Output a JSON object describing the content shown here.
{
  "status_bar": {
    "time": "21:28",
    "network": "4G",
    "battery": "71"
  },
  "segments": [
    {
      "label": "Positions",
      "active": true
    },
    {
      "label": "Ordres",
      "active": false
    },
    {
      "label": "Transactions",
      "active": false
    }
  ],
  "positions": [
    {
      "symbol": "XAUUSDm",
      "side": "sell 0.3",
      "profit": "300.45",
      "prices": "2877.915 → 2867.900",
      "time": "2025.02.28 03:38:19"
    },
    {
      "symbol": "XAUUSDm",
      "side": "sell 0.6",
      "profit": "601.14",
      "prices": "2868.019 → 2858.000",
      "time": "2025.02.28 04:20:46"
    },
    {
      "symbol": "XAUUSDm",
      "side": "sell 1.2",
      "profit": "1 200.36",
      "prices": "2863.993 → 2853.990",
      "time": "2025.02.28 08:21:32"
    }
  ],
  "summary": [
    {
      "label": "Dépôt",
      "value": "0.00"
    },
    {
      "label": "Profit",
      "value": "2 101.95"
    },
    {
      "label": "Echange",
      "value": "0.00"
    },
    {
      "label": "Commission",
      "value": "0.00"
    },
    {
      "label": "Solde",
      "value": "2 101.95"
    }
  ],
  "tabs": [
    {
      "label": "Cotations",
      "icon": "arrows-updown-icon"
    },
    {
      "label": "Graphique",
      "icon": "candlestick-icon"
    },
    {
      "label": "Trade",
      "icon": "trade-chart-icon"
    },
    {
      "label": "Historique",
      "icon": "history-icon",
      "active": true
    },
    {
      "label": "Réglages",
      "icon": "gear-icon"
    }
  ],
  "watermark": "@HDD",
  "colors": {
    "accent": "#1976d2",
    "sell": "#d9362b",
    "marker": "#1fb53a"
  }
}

• • • • •

## Task details
Within the data above, pick out all lines holding the word "time".

## Exercise solution
    "time": "21:28",
      "time": "2025.02.28 03:38:19"
      "time": "2025.02.28 04:20:46"
      "time": "2025.02.28 08:21:32"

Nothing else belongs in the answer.